Task to carry out: Please transcribe the data below exactly. Leave the pictures out.

========

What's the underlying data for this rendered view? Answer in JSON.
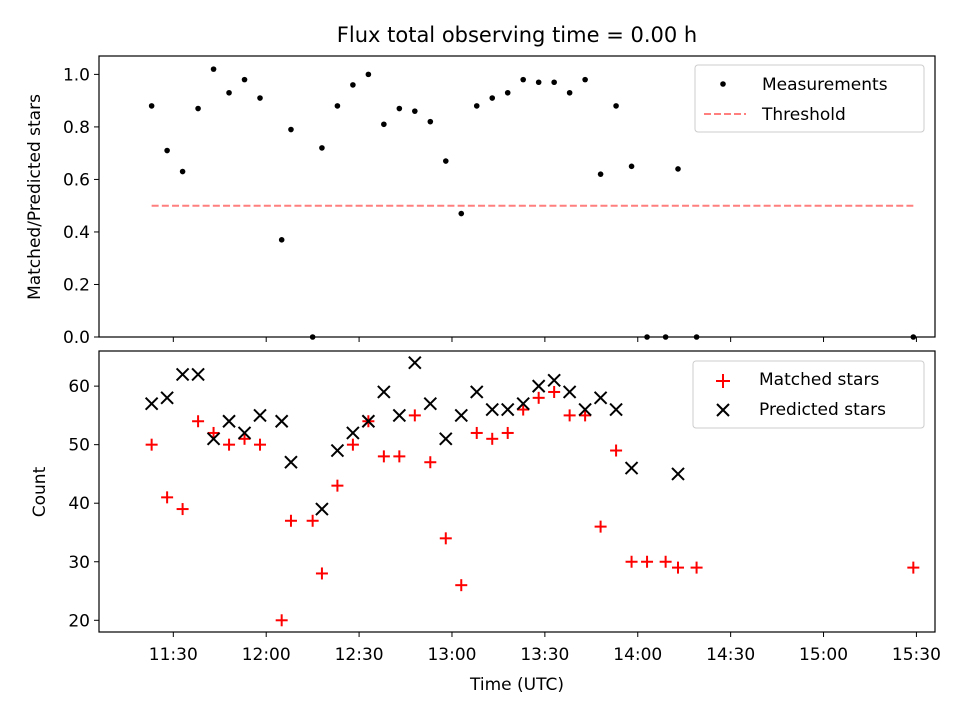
{
  "chart_data": [
    {
      "type": "scatter",
      "title": "Flux total observing time = 0.00 h",
      "xlabel": "",
      "ylabel": "Matched/Predicted stars",
      "ylim": [
        0,
        1.07
      ],
      "yticks": [
        0.0,
        0.2,
        0.4,
        0.6,
        0.8,
        1.0
      ],
      "ytick_labels": [
        "0.0",
        "0.2",
        "0.4",
        "0.6",
        "0.8",
        "1.0"
      ],
      "legend_position": "top-right",
      "grid": false,
      "series": [
        {
          "name": "Measurements",
          "marker": "dot",
          "color": "#000000",
          "x": [
            "11:23",
            "11:28",
            "11:33",
            "11:38",
            "11:43",
            "11:48",
            "11:53",
            "11:58",
            "12:05",
            "12:08",
            "12:15",
            "12:18",
            "12:23",
            "12:28",
            "12:33",
            "12:38",
            "12:43",
            "12:48",
            "12:53",
            "12:58",
            "13:03",
            "13:08",
            "13:13",
            "13:18",
            "13:23",
            "13:28",
            "13:33",
            "13:38",
            "13:43",
            "13:48",
            "13:53",
            "13:58",
            "14:03",
            "14:09",
            "14:13",
            "14:19",
            "15:29"
          ],
          "y": [
            0.88,
            0.71,
            0.63,
            0.87,
            1.02,
            0.93,
            0.98,
            0.91,
            0.37,
            0.79,
            0.0,
            0.72,
            0.88,
            0.96,
            1.0,
            0.81,
            0.87,
            0.86,
            0.82,
            0.67,
            0.47,
            0.88,
            0.91,
            0.93,
            0.98,
            0.97,
            0.97,
            0.93,
            0.98,
            0.62,
            0.88,
            0.65,
            0.0,
            0.0,
            0.64,
            0.0,
            0.0
          ]
        },
        {
          "name": "Threshold",
          "style": "dashed",
          "color": "#ff7f7f",
          "x": [
            "11:23",
            "15:29"
          ],
          "y": [
            0.5,
            0.5
          ]
        }
      ]
    },
    {
      "type": "scatter",
      "title": "",
      "xlabel": "Time (UTC)",
      "ylabel": "Count",
      "ylim": [
        18,
        66
      ],
      "xlim": [
        "11:06",
        "15:36"
      ],
      "yticks": [
        20,
        30,
        40,
        50,
        60
      ],
      "ytick_labels": [
        "20",
        "30",
        "40",
        "50",
        "60"
      ],
      "xticks": [
        "11:30",
        "12:00",
        "12:30",
        "13:00",
        "13:30",
        "14:00",
        "14:30",
        "15:00",
        "15:30"
      ],
      "xtick_labels": [
        "11:30",
        "12:00",
        "12:30",
        "13:00",
        "13:30",
        "14:00",
        "14:30",
        "15:00",
        "15:30"
      ],
      "legend_position": "top-right",
      "grid": false,
      "series": [
        {
          "name": "Matched stars",
          "marker": "plus",
          "color": "#ff0000",
          "x": [
            "11:23",
            "11:28",
            "11:33",
            "11:38",
            "11:43",
            "11:48",
            "11:53",
            "11:58",
            "12:05",
            "12:08",
            "12:15",
            "12:18",
            "12:23",
            "12:28",
            "12:33",
            "12:38",
            "12:43",
            "12:48",
            "12:53",
            "12:58",
            "13:03",
            "13:08",
            "13:13",
            "13:18",
            "13:23",
            "13:28",
            "13:33",
            "13:38",
            "13:43",
            "13:48",
            "13:53",
            "13:58",
            "14:03",
            "14:09",
            "14:13",
            "14:19",
            "15:29"
          ],
          "y": [
            50,
            41,
            39,
            54,
            52,
            50,
            51,
            50,
            20,
            37,
            37,
            28,
            43,
            50,
            54,
            48,
            48,
            55,
            47,
            34,
            26,
            52,
            51,
            52,
            56,
            58,
            59,
            55,
            55,
            36,
            49,
            30,
            30,
            30,
            29,
            29,
            29
          ]
        },
        {
          "name": "Predicted stars",
          "marker": "x",
          "color": "#000000",
          "x": [
            "11:23",
            "11:28",
            "11:33",
            "11:38",
            "11:43",
            "11:48",
            "11:53",
            "11:58",
            "12:05",
            "12:08",
            "12:18",
            "12:23",
            "12:28",
            "12:33",
            "12:38",
            "12:43",
            "12:48",
            "12:53",
            "12:58",
            "13:03",
            "13:08",
            "13:13",
            "13:18",
            "13:23",
            "13:28",
            "13:33",
            "13:38",
            "13:43",
            "13:48",
            "13:53",
            "13:58",
            "14:13"
          ],
          "y": [
            57,
            58,
            62,
            62,
            51,
            54,
            52,
            55,
            54,
            47,
            39,
            49,
            52,
            54,
            59,
            55,
            64,
            57,
            51,
            55,
            59,
            56,
            56,
            57,
            60,
            61,
            59,
            56,
            58,
            56,
            46,
            45
          ]
        }
      ]
    }
  ]
}
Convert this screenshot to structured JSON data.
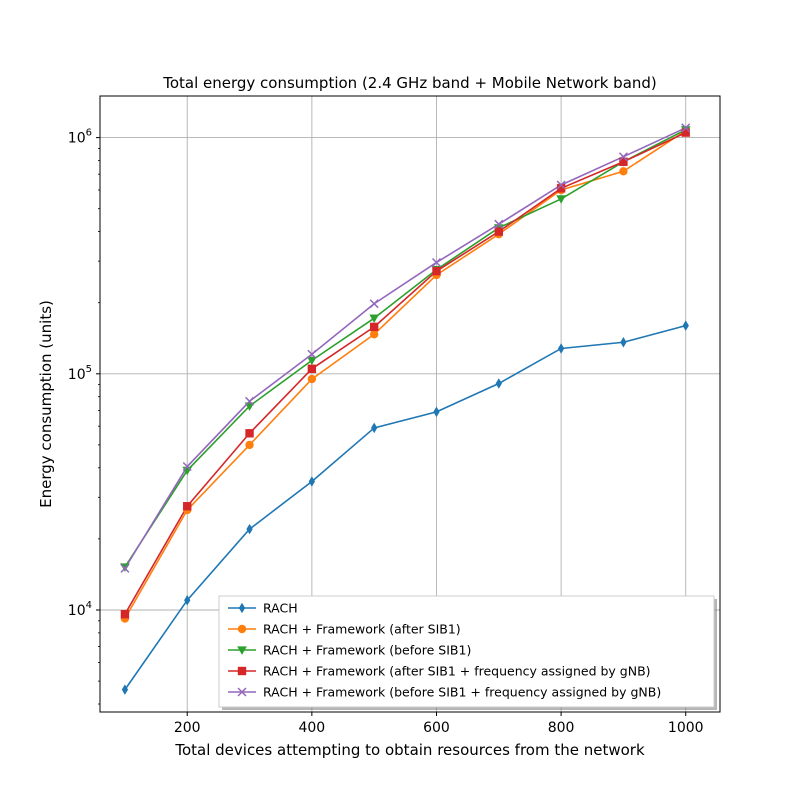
{
  "chart_data": {
    "type": "line",
    "title": "Total energy consumption (2.4 GHz band + Mobile Network band)",
    "xlabel": "Total devices attempting to obtain resources from the network",
    "ylabel": "Energy consumption (units)",
    "yscale": "log",
    "xlim": [
      60,
      1055
    ],
    "ylim": [
      3700,
      1500000
    ],
    "x_ticks": [
      200,
      400,
      600,
      800,
      1000
    ],
    "x_tick_labels": [
      "200",
      "400",
      "600",
      "800",
      "1000"
    ],
    "y_ticks": [
      10000,
      100000,
      1000000
    ],
    "y_tick_labels": [
      {
        "base": "10",
        "exp": "4"
      },
      {
        "base": "10",
        "exp": "5"
      },
      {
        "base": "10",
        "exp": "6"
      }
    ],
    "grid": true,
    "legend_position": "lower-right",
    "x": [
      100,
      200,
      300,
      400,
      500,
      600,
      700,
      800,
      900,
      1000
    ],
    "series": [
      {
        "name": "RACH",
        "color": "#1f77b4",
        "marker": "diamond",
        "values": [
          4600,
          11000,
          22000,
          35000,
          59000,
          69000,
          91000,
          128000,
          136000,
          160000
        ]
      },
      {
        "name": "RACH + Framework (after SIB1)",
        "color": "#ff7f0e",
        "marker": "circle",
        "values": [
          9200,
          26500,
          50000,
          95000,
          147000,
          262000,
          390000,
          600000,
          720000,
          1070000
        ]
      },
      {
        "name": "RACH + Framework (before SIB1)",
        "color": "#2ca02c",
        "marker": "triangle-down",
        "values": [
          15200,
          39000,
          73000,
          114000,
          172000,
          276000,
          415000,
          550000,
          790000,
          1080000
        ]
      },
      {
        "name": "RACH + Framework (after SIB1 + frequency assigned by gNB)",
        "color": "#d62728",
        "marker": "square",
        "values": [
          9600,
          27500,
          56000,
          105000,
          158000,
          272000,
          400000,
          610000,
          790000,
          1050000
        ]
      },
      {
        "name": "RACH + Framework (before SIB1 + frequency assigned by gNB)",
        "color": "#9467bd",
        "marker": "x",
        "values": [
          15000,
          40500,
          76500,
          121000,
          198000,
          296000,
          430000,
          630000,
          830000,
          1100000
        ]
      }
    ]
  }
}
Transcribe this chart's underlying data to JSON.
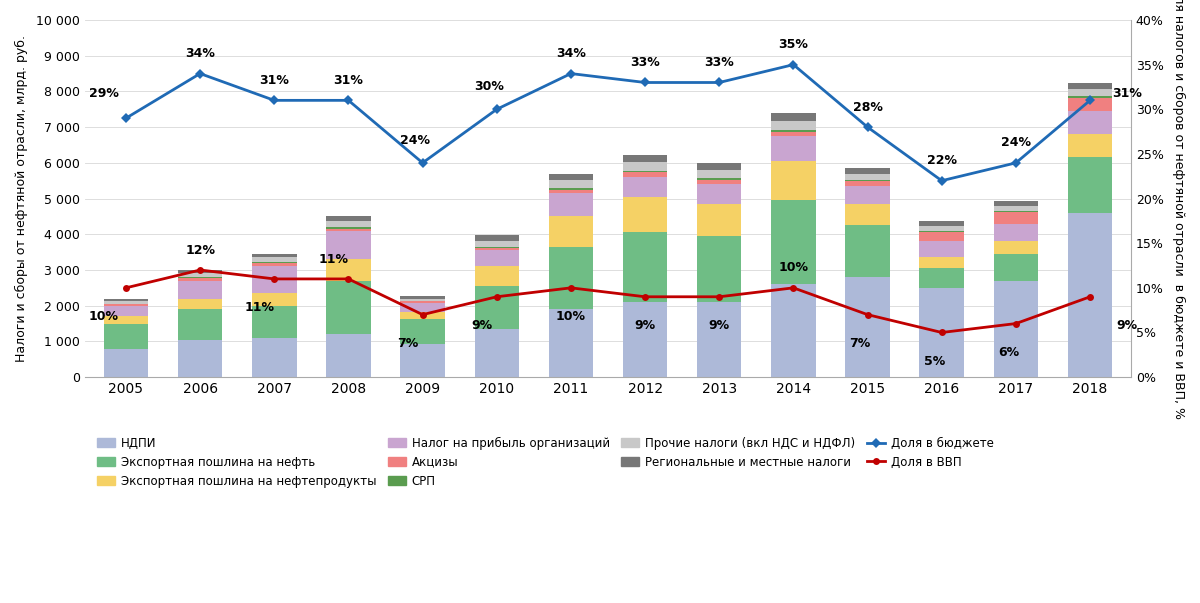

========

Finished answer:
What's the underlying data for this rendered view? Answer in JSON.
{
  "chart_data": [
    {
      "type": "scatter",
      "title": "Flux total observing time = 0.00 h",
      "xlabel": "",
      "ylabel": "Matched/Predicted stars",
      "ylim": [
        0,
        1.07
      ],
      "yticks": [
        0.0,
        0.2,
        0.4,
        0.6,
        0.8,
        1.0
      ],
      "ytick_labels": [
        "0.0",
        "0.2",
        "0.4",
        "0.6",
        "0.8",
        "1.0"
      ],
      "legend_position": "top-right",
      "grid": false,
      "series": [
        {
          "name": "Measurements",
          "marker": "dot",
          "color": "#000000",
          "x": [
            "11:23",
            "11:28",
            "11:33",
            "11:38",
            "11:43",
            "11:48",
            "11:53",
            "11:58",
            "12:05",
            "12:08",
            "12:15",
            "12:18",
            "12:23",
            "12:28",
            "12:33",
            "12:38",
            "12:43",
            "12:48",
            "12:53",
            "12:58",
            "13:03",
            "13:08",
            "13:13",
            "13:18",
            "13:23",
            "13:28",
            "13:33",
            "13:38",
            "13:43",
            "13:48",
            "13:53",
            "13:58",
            "14:03",
            "14:09",
            "14:13",
            "14:19",
            "15:29"
          ],
          "y": [
            0.88,
            0.71,
            0.63,
            0.87,
            1.02,
            0.93,
            0.98,
            0.91,
            0.37,
            0.79,
            0.0,
            0.72,
            0.88,
            0.96,
            1.0,
            0.81,
            0.87,
            0.86,
            0.82,
            0.67,
            0.47,
            0.88,
            0.91,
            0.93,
            0.98,
            0.97,
            0.97,
            0.93,
            0.98,
            0.62,
            0.88,
            0.65,
            0.0,
            0.0,
            0.64,
            0.0,
            0.0
          ]
        },
        {
          "name": "Threshold",
          "style": "dashed",
          "color": "#ff7f7f",
          "x": [
            "11:23",
            "15:29"
          ],
          "y": [
            0.5,
            0.5
          ]
        }
      ]
    },
    {
      "type": "scatter",
      "title": "",
      "xlabel": "Time (UTC)",
      "ylabel": "Count",
      "ylim": [
        18,
        66
      ],
      "xlim": [
        "11:06",
        "15:36"
      ],
      "yticks": [
        20,
        30,
        40,
        50,
        60
      ],
      "ytick_labels": [
        "20",
        "30",
        "40",
        "50",
        "60"
      ],
      "xticks": [
        "11:30",
        "12:00",
        "12:30",
        "13:00",
        "13:30",
        "14:00",
        "14:30",
        "15:00",
        "15:30"
      ],
      "xtick_labels": [
        "11:30",
        "12:00",
        "12:30",
        "13:00",
        "13:30",
        "14:00",
        "14:30",
        "15:00",
        "15:30"
      ],
      "legend_position": "top-right",
      "grid": false,
      "series": [
        {
          "name": "Matched stars",
          "marker": "plus",
          "color": "#ff0000",
          "x": [
            "11:23",
            "11:28",
            "11:33",
            "11:38",
            "11:43",
            "11:48",
            "11:53",
            "11:58",
            "12:05",
            "12:08",
            "12:15",
            "12:18",
            "12:23",
            "12:28",
            "12:33",
            "12:38",
            "12:43",
            "12:48",
            "12:53",
            "12:58",
            "13:03",
            "13:08",
            "13:13",
            "13:18",
            "13:23",
            "13:28",
            "13:33",
            "13:38",
            "13:43",
            "13:48",
            "13:53",
            "13:58",
            "14:03",
            "14:09",
            "14:13",
            "14:19",
            "15:29"
          ],
          "y": [
            50,
            41,
            39,
            54,
            52,
            50,
            51,
            50,
            20,
            37,
            37,
            28,
            43,
            50,
            54,
            48,
            48,
            55,
            47,
            34,
            26,
            52,
            51,
            52,
            56,
            58,
            59,
            55,
            55,
            36,
            49,
            30,
            30,
            30,
            29,
            29,
            29
          ]
        },
        {
          "name": "Predicted stars",
          "marker": "x",
          "color": "#000000",
          "x": [
            "11:23",
            "11:28",
            "11:33",
            "11:38",
            "11:43",
            "11:48",
            "11:53",
            "11:58",
            "12:05",
            "12:08",
            "12:18",
            "12:23",
            "12:28",
            "12:33",
            "12:38",
            "12:43",
            "12:48",
            "12:53",
            "12:58",
            "13:03",
            "13:08",
            "13:13",
            "13:18",
            "13:23",
            "13:28",
            "13:33",
            "13:38",
            "13:43",
            "13:48",
            "13:53",
            "13:58",
            "14:13"
          ],
          "y": [
            57,
            58,
            62,
            62,
            51,
            54,
            52,
            55,
            54,
            47,
            39,
            49,
            52,
            54,
            59,
            55,
            64,
            57,
            51,
            55,
            59,
            56,
            56,
            57,
            60,
            61,
            59,
            56,
            58,
            56,
            46,
            45
          ]
        }
      ]
    }
  ]
}
Convert this screenshot to structured JSON data.
{
  "chart_data": {
    "type": "line",
    "title": "Total energy consumption (2.4 GHz band + Mobile Network band)",
    "xlabel": "Total devices attempting to obtain resources from the network",
    "ylabel": "Energy consumption (units)",
    "yscale": "log",
    "xlim": [
      60,
      1055
    ],
    "ylim": [
      3700,
      1500000
    ],
    "x_ticks": [
      200,
      400,
      600,
      800,
      1000
    ],
    "x_tick_labels": [
      "200",
      "400",
      "600",
      "800",
      "1000"
    ],
    "y_ticks": [
      10000,
      100000,
      1000000
    ],
    "y_tick_labels": [
      {
        "base": "10",
        "exp": "4"
      },
      {
        "base": "10",
        "exp": "5"
      },
      {
        "base": "10",
        "exp": "6"
      }
    ],
    "grid": true,
    "legend_position": "lower-right",
    "x": [
      100,
      200,
      300,
      400,
      500,
      600,
      700,
      800,
      900,
      1000
    ],
    "series": [
      {
        "name": "RACH",
        "color": "#1f77b4",
        "marker": "diamond",
        "values": [
          4600,
          11000,
          22000,
          35000,
          59000,
          69000,
          91000,
          128000,
          136000,
          160000
        ]
      },
      {
        "name": "RACH + Framework (after SIB1)",
        "color": "#ff7f0e",
        "marker": "circle",
        "values": [
          9200,
          26500,
          50000,
          95000,
          147000,
          262000,
          390000,
          600000,
          720000,
          1070000
        ]
      },
      {
        "name": "RACH + Framework (before SIB1)",
        "color": "#2ca02c",
        "marker": "triangle-down",
        "values": [
          15200,
          39000,
          73000,
          114000,
          172000,
          276000,
          415000,
          550000,
          790000,
          1080000
        ]
      },
      {
        "name": "RACH + Framework (after SIB1 + frequency assigned by gNB)",
        "color": "#d62728",
        "marker": "square",
        "values": [
          9600,
          27500,
          56000,
          105000,
          158000,
          272000,
          400000,
          610000,
          790000,
          1050000
        ]
      },
      {
        "name": "RACH + Framework (before SIB1 + frequency assigned by gNB)",
        "color": "#9467bd",
        "marker": "x",
        "values": [
          15000,
          40500,
          76500,
          121000,
          198000,
          296000,
          430000,
          630000,
          830000,
          1100000
        ]
      }
    ]
  }
}
Transcribe this chart's underlying data to JSON.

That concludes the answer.